- **SET PROBLEM**
Write out each line word for word. Drop pictures.

↓↓↓

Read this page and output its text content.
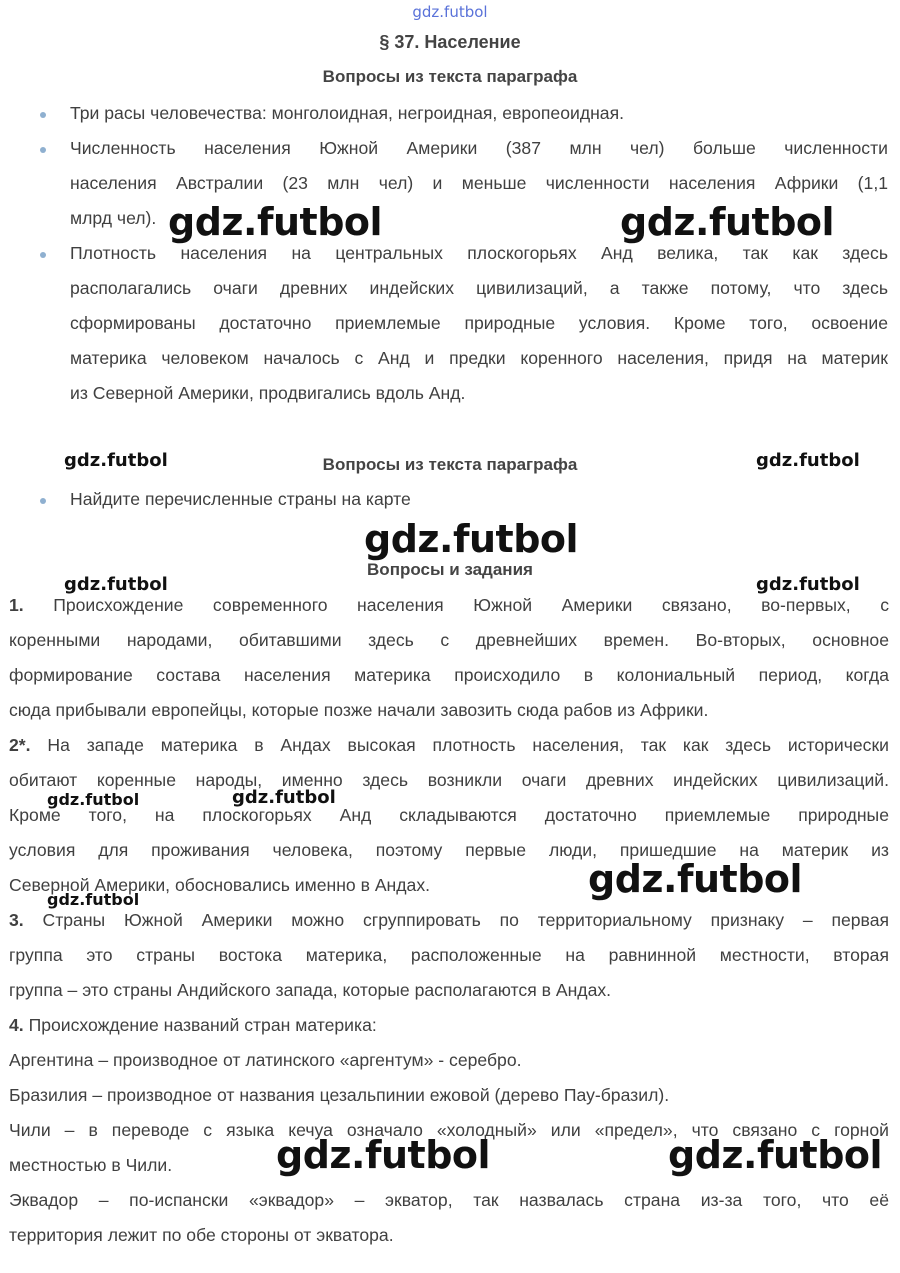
gdz.futbol
§ 37. Население
Вопросы из текста параграфа
Три расы человечества: монголоидная, негроидная, европеоидная.
Численность населения Южной Америки (387 млн чел) больше численности
населения Австралии (23 млн чел) и меньше численности населения Африки (1,1
млрд чел).
Плотность населения на центральных плоскогорьях Анд велика, так как здесь
располагались очаги древних индейских цивилизаций, а также потому, что здесь
сформированы достаточно приемлемые природные условия. Кроме того, освоение
материка человеком началось с Анд и предки коренного населения, придя на материк
из Северной Америки, продвигались вдоль Анд.
Вопросы из текста параграфа
Найдите перечисленные страны на карте
Вопросы и задания
1. Происхождение современного населения Южной Америки связано, во-первых, с
коренными народами, обитавшими здесь с древнейших времен. Во-вторых, основное
формирование состава населения материка происходило в колониальный период, когда
сюда прибывали европейцы, которые позже начали завозить сюда рабов из Африки.
2*. На западе материка в Андах высокая плотность населения, так как здесь исторически
обитают коренные народы, именно здесь возникли очаги древних индейских цивилизаций.
Кроме того, на плоскогорьях Анд складываются достаточно приемлемые природные
условия для проживания человека, поэтому первые люди, пришедшие на материк из
Северной Америки, обосновались именно в Андах.
3. Страны Южной Америки можно сгруппировать по территориальному признаку – первая
группа это страны востока материка, расположенные на равнинной местности, вторая
группа – это страны Андийского запада, которые располагаются в Андах.
4. Происхождение названий стран материка:
Аргентина – производное от латинского «аргентум» - серебро.
Бразилия – производное от названия цезальпинии ежовой (дерево Пау-бразил).
Чили – в переводе с языка кечуа означало «холодный» или «предел», что связано с горной
местностью в Чили.
Эквадор – по-испански «эквадор» – экватор, так назвалась страна из-за того, что её
территория лежит по обе стороны от экватора.
gdz.futbol	gdz.futbol
gdz.futbol	gdz.futbol
gdz.futbol
gdz.futbol	gdz.futbol
gdz.futbol	gdz.futbol
gdz.futbol	gdz.futbol
gdz.futbol	gdz.futbol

↑↑↑

- **FINISHED TASK**
Read this page and output its text content.
gdz.futbol
§ 37. Население
Вопросы из текста параграфа
Три расы человечества: монголоидная, негроидная, европеоидная.
Численность населения Южной Америки (387 млн чел) больше численности
населения Австралии (23 млн чел) и меньше численности населения Африки (1,1
млрд чел).
Плотность населения на центральных плоскогорьях Анд велика, так как здесь
располагались очаги древних индейских цивилизаций, а также потому, что здесь
сформированы достаточно приемлемые природные условия. Кроме того, освоение
материка человеком началось с Анд и предки коренного населения, придя на материк
из Северной Америки, продвигались вдоль Анд.
Вопросы из текста параграфа
Найдите перечисленные страны на карте
Вопросы и задания
1. Происхождение современного населения Южной Америки связано, во-первых, с
коренными народами, обитавшими здесь с древнейших времен. Во-вторых, основное
формирование состава населения материка происходило в колониальный период, когда
сюда прибывали европейцы, которые позже начали завозить сюда рабов из Африки.
2*. На западе материка в Андах высокая плотность населения, так как здесь исторически
обитают коренные народы, именно здесь возникли очаги древних индейских цивилизаций.
Кроме того, на плоскогорьях Анд складываются достаточно приемлемые природные
условия для проживания человека, поэтому первые люди, пришедшие на материк из
Северной Америки, обосновались именно в Андах.
3. Страны Южной Америки можно сгруппировать по территориальному признаку – первая
группа это страны востока материка, расположенные на равнинной местности, вторая
группа – это страны Андийского запада, которые располагаются в Андах.
4. Происхождение названий стран материка:
Аргентина – производное от латинского «аргентум» - серебро.
Бразилия – производное от названия цезальпинии ежовой (дерево Пау-бразил).
Чили – в переводе с языка кечуа означало «холодный» или «предел», что связано с горной
местностью в Чили.
Эквадор – по-испански «эквадор» – экватор, так назвалась страна из-за того, что её
территория лежит по обе стороны от экватора.
gdz.futbol	gdz.futbol
gdz.futbol	gdz.futbol
gdz.futbol
gdz.futbol	gdz.futbol
gdz.futbol	gdz.futbol
gdz.futbol	gdz.futbol
gdz.futbol	gdz.futbol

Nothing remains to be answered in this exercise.